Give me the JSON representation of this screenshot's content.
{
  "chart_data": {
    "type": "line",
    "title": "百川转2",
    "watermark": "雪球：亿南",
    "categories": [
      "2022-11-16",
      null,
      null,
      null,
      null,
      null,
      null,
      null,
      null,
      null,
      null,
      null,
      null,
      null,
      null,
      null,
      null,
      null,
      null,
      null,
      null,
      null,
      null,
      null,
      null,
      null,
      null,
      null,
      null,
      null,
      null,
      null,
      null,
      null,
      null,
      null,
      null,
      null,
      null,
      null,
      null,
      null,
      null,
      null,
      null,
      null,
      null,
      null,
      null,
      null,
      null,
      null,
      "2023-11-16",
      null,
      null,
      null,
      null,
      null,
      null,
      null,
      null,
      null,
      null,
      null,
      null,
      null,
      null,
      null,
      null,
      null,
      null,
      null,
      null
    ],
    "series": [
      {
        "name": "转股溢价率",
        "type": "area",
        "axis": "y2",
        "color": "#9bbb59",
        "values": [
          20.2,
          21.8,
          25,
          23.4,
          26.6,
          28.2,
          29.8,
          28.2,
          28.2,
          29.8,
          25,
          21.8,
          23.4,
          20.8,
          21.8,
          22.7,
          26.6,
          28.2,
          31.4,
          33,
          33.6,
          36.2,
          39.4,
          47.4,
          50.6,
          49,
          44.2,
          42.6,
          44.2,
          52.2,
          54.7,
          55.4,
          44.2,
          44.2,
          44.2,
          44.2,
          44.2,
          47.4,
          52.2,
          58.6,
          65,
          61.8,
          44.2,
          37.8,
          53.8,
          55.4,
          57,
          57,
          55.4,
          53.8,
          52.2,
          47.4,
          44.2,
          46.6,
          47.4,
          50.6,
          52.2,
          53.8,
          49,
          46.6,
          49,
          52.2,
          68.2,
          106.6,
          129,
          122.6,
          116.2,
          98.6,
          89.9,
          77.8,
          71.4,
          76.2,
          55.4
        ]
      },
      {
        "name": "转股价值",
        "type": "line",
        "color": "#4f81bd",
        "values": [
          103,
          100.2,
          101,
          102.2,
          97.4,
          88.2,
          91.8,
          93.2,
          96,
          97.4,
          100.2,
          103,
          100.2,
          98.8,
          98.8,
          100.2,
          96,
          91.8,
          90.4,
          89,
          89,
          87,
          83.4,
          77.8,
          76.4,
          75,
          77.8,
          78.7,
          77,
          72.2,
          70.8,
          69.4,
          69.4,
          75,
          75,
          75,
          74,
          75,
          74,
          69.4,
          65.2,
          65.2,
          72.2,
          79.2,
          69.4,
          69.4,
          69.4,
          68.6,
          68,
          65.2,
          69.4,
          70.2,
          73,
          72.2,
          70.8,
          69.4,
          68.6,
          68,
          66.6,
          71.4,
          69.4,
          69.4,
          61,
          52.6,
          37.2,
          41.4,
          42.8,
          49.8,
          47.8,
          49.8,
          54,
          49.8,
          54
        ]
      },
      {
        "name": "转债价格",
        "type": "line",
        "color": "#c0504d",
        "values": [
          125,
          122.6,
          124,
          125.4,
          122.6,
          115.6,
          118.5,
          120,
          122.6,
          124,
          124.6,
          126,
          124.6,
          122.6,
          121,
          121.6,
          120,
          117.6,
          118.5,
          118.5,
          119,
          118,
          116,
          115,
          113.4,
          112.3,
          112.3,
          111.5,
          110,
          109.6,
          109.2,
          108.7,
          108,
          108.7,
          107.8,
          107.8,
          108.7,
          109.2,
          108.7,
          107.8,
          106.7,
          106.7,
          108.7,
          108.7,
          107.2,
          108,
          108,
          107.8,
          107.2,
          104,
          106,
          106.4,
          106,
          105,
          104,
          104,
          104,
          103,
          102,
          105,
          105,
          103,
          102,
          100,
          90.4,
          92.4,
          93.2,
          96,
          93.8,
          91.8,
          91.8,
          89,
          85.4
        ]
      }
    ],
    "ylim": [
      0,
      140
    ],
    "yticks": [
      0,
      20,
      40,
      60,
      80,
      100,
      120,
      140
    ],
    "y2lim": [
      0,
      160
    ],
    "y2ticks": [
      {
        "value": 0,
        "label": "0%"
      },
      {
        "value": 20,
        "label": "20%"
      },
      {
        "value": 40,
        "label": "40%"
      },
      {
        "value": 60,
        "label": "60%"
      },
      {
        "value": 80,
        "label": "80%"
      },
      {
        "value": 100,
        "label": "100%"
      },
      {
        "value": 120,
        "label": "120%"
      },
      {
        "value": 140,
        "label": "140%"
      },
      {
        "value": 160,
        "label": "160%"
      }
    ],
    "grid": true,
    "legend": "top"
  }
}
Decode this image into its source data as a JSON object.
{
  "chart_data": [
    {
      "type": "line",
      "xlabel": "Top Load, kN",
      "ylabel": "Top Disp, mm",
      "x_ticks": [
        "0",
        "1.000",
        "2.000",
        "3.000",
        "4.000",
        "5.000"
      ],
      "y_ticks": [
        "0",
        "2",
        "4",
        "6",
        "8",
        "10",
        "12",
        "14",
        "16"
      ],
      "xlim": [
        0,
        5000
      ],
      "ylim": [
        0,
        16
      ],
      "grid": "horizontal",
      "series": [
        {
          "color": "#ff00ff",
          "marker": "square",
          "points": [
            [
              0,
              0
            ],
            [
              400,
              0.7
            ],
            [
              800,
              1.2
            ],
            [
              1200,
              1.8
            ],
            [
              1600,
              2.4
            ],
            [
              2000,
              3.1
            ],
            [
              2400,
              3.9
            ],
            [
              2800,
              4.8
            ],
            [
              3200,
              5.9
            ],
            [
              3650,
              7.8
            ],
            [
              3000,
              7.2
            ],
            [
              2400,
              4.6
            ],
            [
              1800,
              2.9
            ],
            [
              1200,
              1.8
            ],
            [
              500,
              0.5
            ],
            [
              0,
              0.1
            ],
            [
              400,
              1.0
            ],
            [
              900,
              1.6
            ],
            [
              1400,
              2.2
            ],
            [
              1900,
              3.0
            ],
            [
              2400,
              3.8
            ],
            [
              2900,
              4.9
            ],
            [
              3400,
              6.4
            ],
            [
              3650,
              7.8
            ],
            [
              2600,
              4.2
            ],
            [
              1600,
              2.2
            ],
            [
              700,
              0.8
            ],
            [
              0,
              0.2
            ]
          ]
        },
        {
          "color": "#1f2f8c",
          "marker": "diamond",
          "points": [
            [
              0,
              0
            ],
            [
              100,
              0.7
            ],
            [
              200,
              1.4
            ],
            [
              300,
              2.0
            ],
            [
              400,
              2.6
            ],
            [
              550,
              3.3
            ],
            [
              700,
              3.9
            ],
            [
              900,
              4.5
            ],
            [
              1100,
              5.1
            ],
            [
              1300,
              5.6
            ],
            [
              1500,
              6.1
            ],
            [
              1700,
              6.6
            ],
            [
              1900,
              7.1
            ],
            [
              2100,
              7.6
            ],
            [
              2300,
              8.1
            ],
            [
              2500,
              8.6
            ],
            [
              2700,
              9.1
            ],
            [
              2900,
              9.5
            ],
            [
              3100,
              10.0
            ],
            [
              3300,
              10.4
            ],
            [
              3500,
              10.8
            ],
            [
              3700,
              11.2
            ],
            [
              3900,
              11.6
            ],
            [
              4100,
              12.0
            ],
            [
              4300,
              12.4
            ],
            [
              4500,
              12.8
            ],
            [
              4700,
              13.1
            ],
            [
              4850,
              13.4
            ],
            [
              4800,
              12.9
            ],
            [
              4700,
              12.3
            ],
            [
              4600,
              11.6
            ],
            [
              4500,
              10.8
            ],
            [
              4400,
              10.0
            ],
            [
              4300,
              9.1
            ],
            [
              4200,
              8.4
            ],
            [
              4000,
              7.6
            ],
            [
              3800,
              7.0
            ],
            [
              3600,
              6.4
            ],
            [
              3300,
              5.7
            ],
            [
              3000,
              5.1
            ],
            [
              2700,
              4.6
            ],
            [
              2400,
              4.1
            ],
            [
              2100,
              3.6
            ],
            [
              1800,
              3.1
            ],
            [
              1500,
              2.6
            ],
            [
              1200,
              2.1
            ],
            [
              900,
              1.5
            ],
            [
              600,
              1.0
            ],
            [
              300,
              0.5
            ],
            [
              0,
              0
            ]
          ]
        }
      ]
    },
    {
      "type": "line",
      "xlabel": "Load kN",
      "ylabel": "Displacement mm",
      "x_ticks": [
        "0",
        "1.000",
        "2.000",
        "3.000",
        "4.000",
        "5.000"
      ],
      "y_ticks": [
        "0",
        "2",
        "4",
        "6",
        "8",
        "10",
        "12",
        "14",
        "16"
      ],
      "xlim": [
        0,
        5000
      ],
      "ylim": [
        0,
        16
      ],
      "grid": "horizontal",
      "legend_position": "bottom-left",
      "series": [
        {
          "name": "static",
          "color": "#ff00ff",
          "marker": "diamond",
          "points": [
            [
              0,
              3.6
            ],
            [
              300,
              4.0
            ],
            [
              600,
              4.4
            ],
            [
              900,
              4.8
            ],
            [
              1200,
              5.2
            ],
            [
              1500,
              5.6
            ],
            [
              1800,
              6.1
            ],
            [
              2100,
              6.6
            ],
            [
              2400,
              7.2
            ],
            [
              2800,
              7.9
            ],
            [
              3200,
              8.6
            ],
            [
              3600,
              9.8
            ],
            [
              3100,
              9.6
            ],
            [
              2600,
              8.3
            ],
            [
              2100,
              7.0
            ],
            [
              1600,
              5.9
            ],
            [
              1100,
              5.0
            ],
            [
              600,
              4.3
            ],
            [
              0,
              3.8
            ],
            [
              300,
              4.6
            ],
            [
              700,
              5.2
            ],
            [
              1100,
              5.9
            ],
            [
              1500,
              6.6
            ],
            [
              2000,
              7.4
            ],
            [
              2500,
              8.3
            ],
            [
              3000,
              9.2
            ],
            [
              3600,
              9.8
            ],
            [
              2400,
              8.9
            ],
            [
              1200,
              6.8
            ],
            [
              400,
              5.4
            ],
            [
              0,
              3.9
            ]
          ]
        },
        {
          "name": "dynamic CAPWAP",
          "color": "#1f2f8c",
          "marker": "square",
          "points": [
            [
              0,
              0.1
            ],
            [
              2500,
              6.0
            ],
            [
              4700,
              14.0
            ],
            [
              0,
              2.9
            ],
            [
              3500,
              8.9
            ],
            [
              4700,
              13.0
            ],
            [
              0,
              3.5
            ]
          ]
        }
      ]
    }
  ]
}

# The exercise:
Pull every line containing "JSON" from the material above.

# Exercise result:
Give me the JSON representation of this screenshot's content.
Decode this image into its source data as a JSON object.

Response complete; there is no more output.